(Dataset entries)
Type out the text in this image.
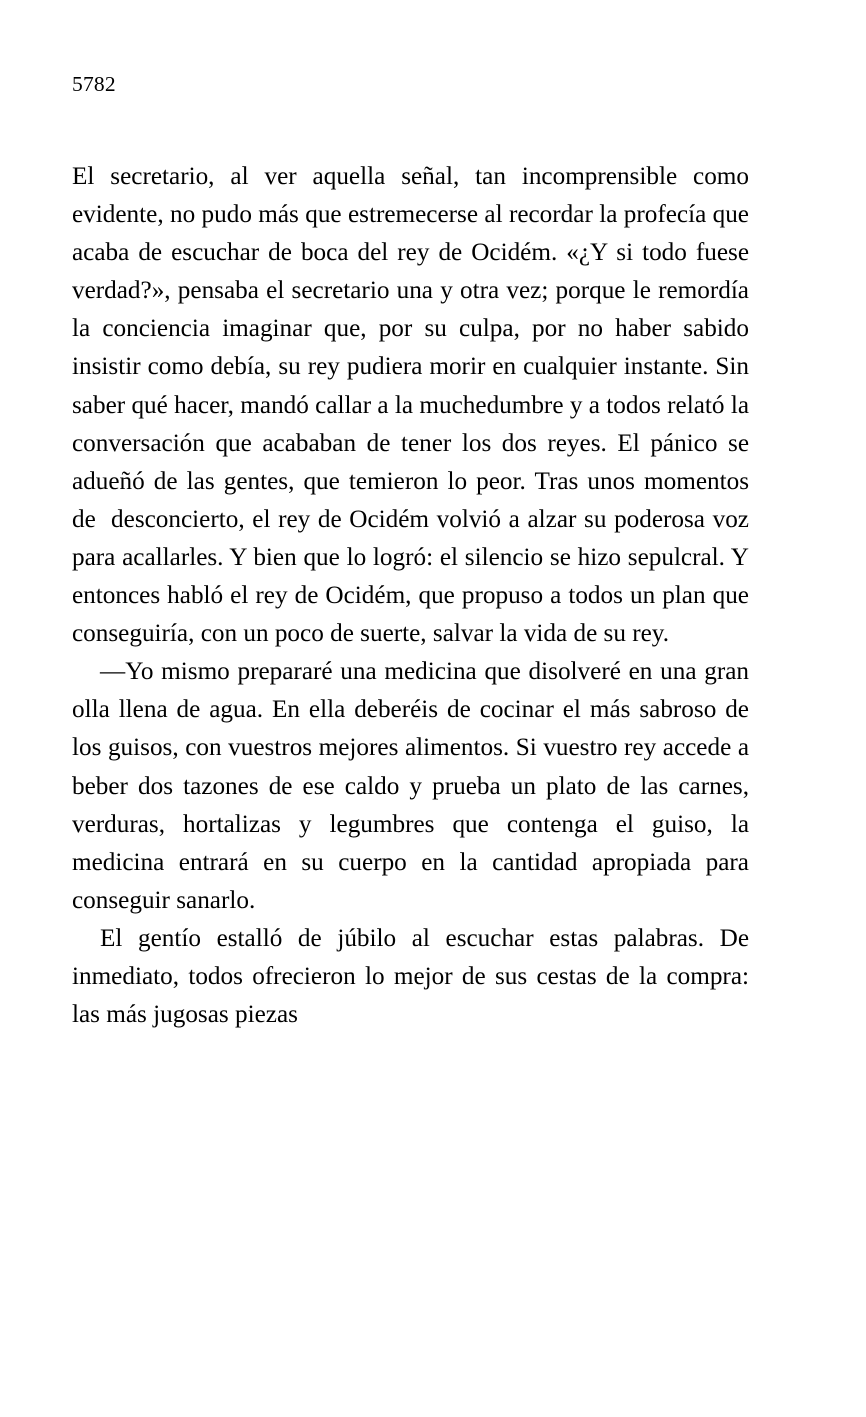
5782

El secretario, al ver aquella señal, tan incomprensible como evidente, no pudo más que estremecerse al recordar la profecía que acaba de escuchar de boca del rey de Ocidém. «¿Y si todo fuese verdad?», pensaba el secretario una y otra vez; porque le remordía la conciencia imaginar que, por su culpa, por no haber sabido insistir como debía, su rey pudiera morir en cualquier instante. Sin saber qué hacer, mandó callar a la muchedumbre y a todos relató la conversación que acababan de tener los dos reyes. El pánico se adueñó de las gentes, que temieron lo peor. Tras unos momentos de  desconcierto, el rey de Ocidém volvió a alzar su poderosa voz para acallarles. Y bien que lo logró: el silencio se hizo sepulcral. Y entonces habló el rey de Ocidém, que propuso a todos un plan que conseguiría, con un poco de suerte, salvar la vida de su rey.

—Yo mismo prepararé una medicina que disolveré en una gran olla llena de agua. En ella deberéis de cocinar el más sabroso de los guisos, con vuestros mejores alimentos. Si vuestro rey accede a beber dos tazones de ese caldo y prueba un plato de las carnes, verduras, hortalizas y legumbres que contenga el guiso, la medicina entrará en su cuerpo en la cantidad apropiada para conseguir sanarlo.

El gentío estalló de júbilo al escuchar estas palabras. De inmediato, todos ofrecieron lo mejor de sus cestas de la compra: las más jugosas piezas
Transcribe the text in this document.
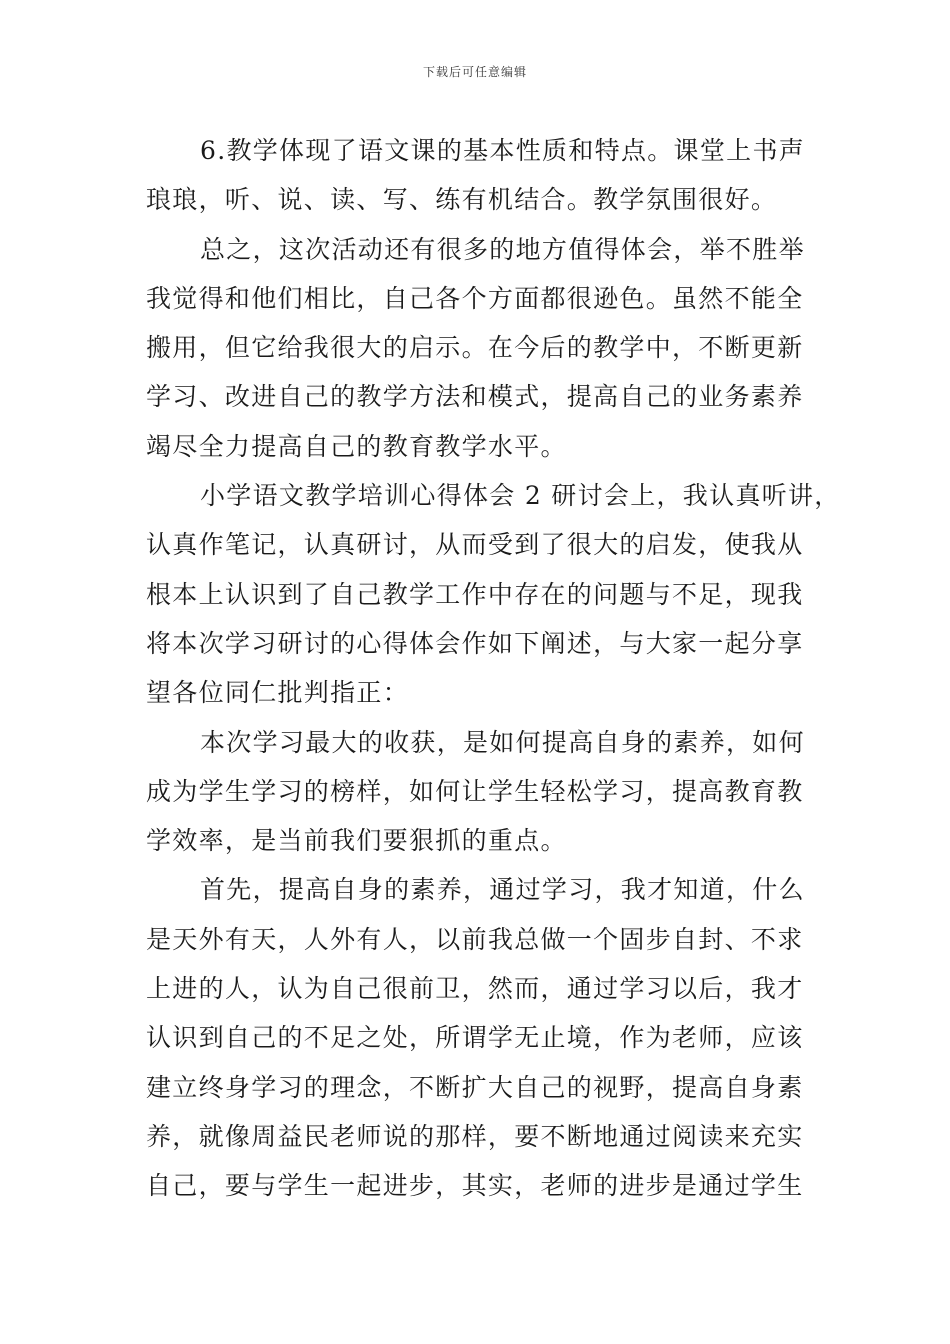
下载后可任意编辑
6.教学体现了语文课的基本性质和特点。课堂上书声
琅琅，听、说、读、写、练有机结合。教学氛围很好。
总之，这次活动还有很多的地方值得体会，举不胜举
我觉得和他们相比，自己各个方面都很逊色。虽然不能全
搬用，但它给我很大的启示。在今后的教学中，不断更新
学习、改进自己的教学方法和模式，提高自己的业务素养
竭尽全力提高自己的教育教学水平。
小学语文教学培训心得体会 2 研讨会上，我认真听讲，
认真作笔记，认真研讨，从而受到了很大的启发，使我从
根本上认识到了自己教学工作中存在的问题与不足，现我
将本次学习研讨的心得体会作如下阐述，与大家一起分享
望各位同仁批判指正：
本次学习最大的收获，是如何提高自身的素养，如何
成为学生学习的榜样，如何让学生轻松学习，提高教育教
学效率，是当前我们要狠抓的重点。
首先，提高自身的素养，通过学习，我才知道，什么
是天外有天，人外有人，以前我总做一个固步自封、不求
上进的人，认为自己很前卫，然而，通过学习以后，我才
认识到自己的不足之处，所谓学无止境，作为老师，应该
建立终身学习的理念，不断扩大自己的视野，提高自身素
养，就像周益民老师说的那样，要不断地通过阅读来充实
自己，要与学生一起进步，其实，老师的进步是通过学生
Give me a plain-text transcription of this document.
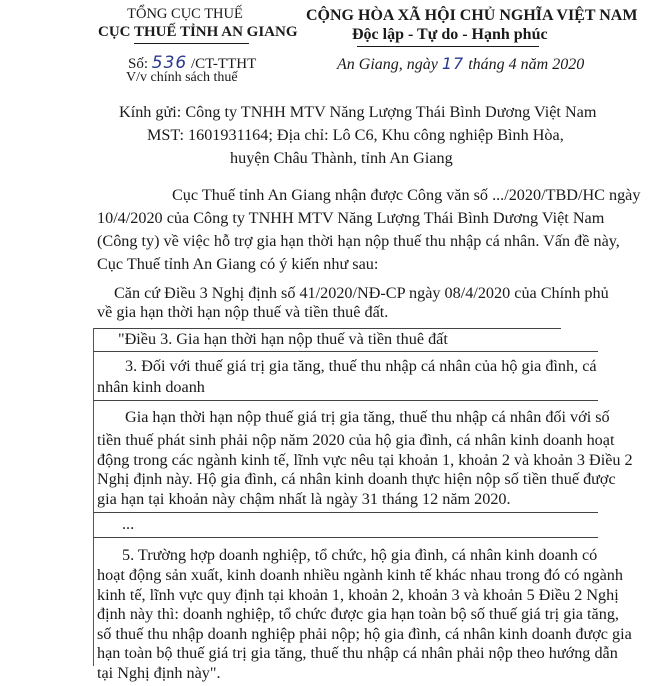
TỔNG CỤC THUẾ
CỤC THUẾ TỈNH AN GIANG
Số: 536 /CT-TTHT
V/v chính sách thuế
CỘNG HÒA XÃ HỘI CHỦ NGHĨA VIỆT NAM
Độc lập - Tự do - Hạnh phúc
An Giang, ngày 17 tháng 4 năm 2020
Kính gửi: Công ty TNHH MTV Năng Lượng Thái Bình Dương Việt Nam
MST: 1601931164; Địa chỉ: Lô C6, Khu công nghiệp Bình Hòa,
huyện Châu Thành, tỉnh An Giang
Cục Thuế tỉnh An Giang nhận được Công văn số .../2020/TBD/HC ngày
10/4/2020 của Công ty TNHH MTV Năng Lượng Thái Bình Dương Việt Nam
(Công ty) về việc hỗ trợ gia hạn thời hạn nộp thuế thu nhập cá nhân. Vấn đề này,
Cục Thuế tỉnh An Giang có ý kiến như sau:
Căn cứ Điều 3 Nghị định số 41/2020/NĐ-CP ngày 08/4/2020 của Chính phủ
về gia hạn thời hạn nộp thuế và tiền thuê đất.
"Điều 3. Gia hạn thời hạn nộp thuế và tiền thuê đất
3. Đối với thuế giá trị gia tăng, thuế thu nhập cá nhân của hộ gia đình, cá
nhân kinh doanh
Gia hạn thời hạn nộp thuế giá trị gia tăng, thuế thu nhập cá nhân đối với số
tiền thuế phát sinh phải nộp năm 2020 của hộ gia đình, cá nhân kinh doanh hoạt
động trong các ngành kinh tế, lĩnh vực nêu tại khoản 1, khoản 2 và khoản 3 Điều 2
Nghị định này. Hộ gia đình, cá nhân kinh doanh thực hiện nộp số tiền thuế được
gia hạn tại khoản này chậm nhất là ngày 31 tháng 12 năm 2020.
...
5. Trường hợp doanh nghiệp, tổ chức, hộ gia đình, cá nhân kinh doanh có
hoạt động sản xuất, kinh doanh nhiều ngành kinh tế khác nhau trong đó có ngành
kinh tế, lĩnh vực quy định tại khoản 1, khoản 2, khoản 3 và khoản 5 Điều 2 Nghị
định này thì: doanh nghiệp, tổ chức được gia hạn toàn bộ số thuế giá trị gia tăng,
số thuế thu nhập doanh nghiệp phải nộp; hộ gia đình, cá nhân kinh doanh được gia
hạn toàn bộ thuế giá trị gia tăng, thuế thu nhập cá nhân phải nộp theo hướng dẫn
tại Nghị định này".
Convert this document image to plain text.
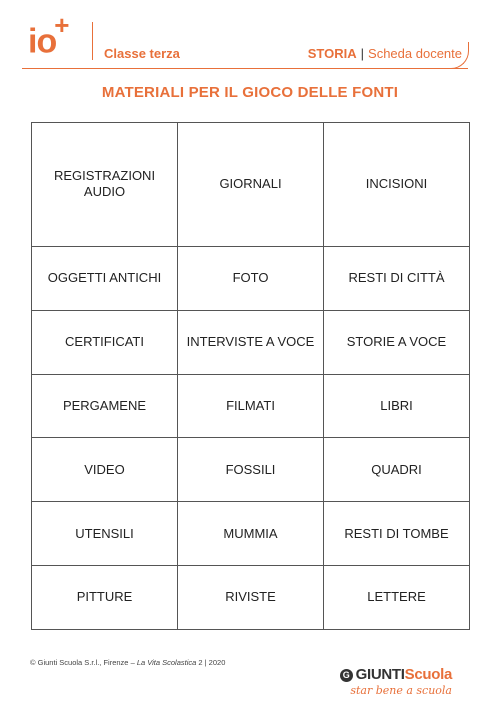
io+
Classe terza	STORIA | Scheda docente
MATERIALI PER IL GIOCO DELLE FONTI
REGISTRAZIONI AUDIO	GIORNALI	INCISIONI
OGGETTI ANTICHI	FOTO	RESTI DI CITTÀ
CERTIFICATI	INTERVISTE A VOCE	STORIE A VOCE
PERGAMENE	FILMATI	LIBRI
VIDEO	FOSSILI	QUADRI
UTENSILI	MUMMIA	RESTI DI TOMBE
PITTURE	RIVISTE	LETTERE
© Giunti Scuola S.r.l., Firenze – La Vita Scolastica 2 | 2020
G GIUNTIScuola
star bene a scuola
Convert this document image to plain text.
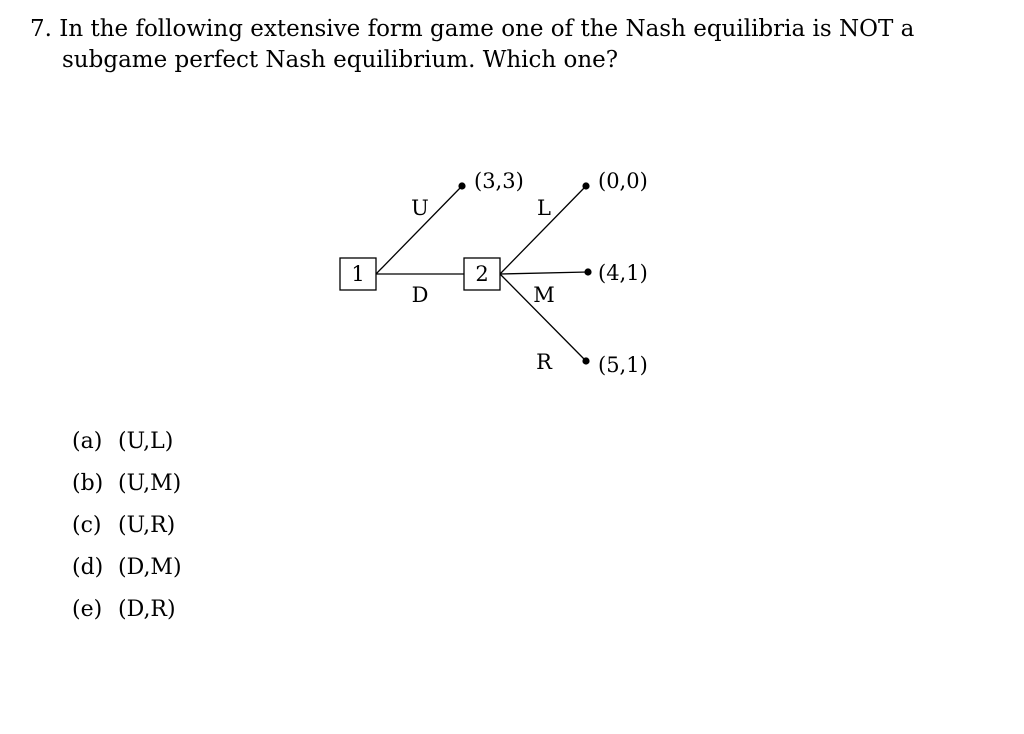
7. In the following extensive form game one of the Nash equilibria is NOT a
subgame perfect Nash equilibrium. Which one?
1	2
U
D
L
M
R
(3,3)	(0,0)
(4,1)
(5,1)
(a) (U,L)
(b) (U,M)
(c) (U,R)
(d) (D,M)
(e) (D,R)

DO THIS
Write out every entry again word for word, without any of the pictures.

OUTPUT OF THE TASK
Type out the text in this image.
5782

El secretario, al ver aquella señal, tan incomprensible como evidente, no pudo más que estremecerse al recordar la profecía que acaba de escuchar de boca del rey de Ocidém. «¿Y si todo fuese verdad?», pensaba el secretario una y otra vez; porque le remordía la conciencia imaginar que, por su culpa, por no haber sabido insistir como debía, su rey pudiera morir en cualquier instante. Sin saber qué hacer, mandó callar a la muchedumbre y a todos relató la conversación que acababan de tener los dos reyes. El pánico se adueñó de las gentes, que temieron lo peor. Tras unos momentos de  desconcierto, el rey de Ocidém volvió a alzar su poderosa voz para acallarles. Y bien que lo logró: el silencio se hizo sepulcral. Y entonces habló el rey de Ocidém, que propuso a todos un plan que conseguiría, con un poco de suerte, salvar la vida de su rey.

—Yo mismo prepararé una medicina que disolveré en una gran olla llena de agua. En ella deberéis de cocinar el más sabroso de los guisos, con vuestros mejores alimentos. Si vuestro rey accede a beber dos tazones de ese caldo y prueba un plato de las carnes, verduras, hortalizas y legumbres que contenga el guiso, la medicina entrará en su cuerpo en la cantidad apropiada para conseguir sanarlo.

El gentío estalló de júbilo al escuchar estas palabras. De inmediato, todos ofrecieron lo mejor de sus cestas de la compra: las más jugosas piezas
Transcribe the text in this document.
下载后可任意编辑
6.教学体现了语文课的基本性质和特点。课堂上书声
琅琅，听、说、读、写、练有机结合。教学氛围很好。
总之，这次活动还有很多的地方值得体会，举不胜举
我觉得和他们相比，自己各个方面都很逊色。虽然不能全
搬用，但它给我很大的启示。在今后的教学中，不断更新
学习、改进自己的教学方法和模式，提高自己的业务素养
竭尽全力提高自己的教育教学水平。
小学语文教学培训心得体会 2 研讨会上，我认真听讲，
认真作笔记，认真研讨，从而受到了很大的启发，使我从
根本上认识到了自己教学工作中存在的问题与不足，现我
将本次学习研讨的心得体会作如下阐述，与大家一起分享
望各位同仁批判指正：
本次学习最大的收获，是如何提高自身的素养，如何
成为学生学习的榜样，如何让学生轻松学习，提高教育教
学效率，是当前我们要狠抓的重点。
首先，提高自身的素养，通过学习，我才知道，什么
是天外有天，人外有人，以前我总做一个固步自封、不求
上进的人，认为自己很前卫，然而，通过学习以后，我才
认识到自己的不足之处，所谓学无止境，作为老师，应该
建立终身学习的理念，不断扩大自己的视野，提高自身素
养，就像周益民老师说的那样，要不断地通过阅读来充实
自己，要与学生一起进步，其实，老师的进步是通过学生
Give me a plain-text transcription of this document.
TỔNG CỤC THUẾ
CỤC THUẾ TỈNH AN GIANG
Số: 536 /CT-TTHT
V/v chính sách thuế
CỘNG HÒA XÃ HỘI CHỦ NGHĨA VIỆT NAM
Độc lập - Tự do - Hạnh phúc
An Giang, ngày 17 tháng 4 năm 2020
Kính gửi: Công ty TNHH MTV Năng Lượng Thái Bình Dương Việt Nam
MST: 1601931164; Địa chỉ: Lô C6, Khu công nghiệp Bình Hòa,
huyện Châu Thành, tỉnh An Giang
Cục Thuế tỉnh An Giang nhận được Công văn số .../2020/TBD/HC ngày
10/4/2020 của Công ty TNHH MTV Năng Lượng Thái Bình Dương Việt Nam
(Công ty) về việc hỗ trợ gia hạn thời hạn nộp thuế thu nhập cá nhân. Vấn đề này,
Cục Thuế tỉnh An Giang có ý kiến như sau:
Căn cứ Điều 3 Nghị định số 41/2020/NĐ-CP ngày 08/4/2020 của Chính phủ
về gia hạn thời hạn nộp thuế và tiền thuê đất.
"Điều 3. Gia hạn thời hạn nộp thuế và tiền thuê đất
3. Đối với thuế giá trị gia tăng, thuế thu nhập cá nhân của hộ gia đình, cá
nhân kinh doanh
Gia hạn thời hạn nộp thuế giá trị gia tăng, thuế thu nhập cá nhân đối với số
tiền thuế phát sinh phải nộp năm 2020 của hộ gia đình, cá nhân kinh doanh hoạt
động trong các ngành kinh tế, lĩnh vực nêu tại khoản 1, khoản 2 và khoản 3 Điều 2
Nghị định này. Hộ gia đình, cá nhân kinh doanh thực hiện nộp số tiền thuế được
gia hạn tại khoản này chậm nhất là ngày 31 tháng 12 năm 2020.
...
5. Trường hợp doanh nghiệp, tổ chức, hộ gia đình, cá nhân kinh doanh có
hoạt động sản xuất, kinh doanh nhiều ngành kinh tế khác nhau trong đó có ngành
kinh tế, lĩnh vực quy định tại khoản 1, khoản 2, khoản 3 và khoản 5 Điều 2 Nghị
định này thì: doanh nghiệp, tổ chức được gia hạn toàn bộ số thuế giá trị gia tăng,
số thuế thu nhập doanh nghiệp phải nộp; hộ gia đình, cá nhân kinh doanh được gia
hạn toàn bộ thuế giá trị gia tăng, thuế thu nhập cá nhân phải nộp theo hướng dẫn
tại Nghị định này".
Convert this document image to plain text.
io+
Classe terza	STORIA | Scheda docente
MATERIALI PER IL GIOCO DELLE FONTI
REGISTRAZIONI AUDIO	GIORNALI	INCISIONI
OGGETTI ANTICHI	FOTO	RESTI DI CITTÀ
CERTIFICATI	INTERVISTE A VOCE	STORIE A VOCE
PERGAMENE	FILMATI	LIBRI
VIDEO	FOSSILI	QUADRI
UTENSILI	MUMMIA	RESTI DI TOMBE
PITTURE	RIVISTE	LETTERE
© Giunti Scuola S.r.l., Firenze – La Vita Scolastica 2 | 2020
G GIUNTIScuola
star bene a scuola
Convert this document image to plain text.
7. In the following extensive form game one of the Nash equilibria is NOT a
subgame perfect Nash equilibrium. Which one?
1	2
U
D
L
M
R
(3,3)	(0,0)
(4,1)
(5,1)
(a) (U,L)
(b) (U,M)
(c) (U,R)
(d) (D,M)
(e) (D,R)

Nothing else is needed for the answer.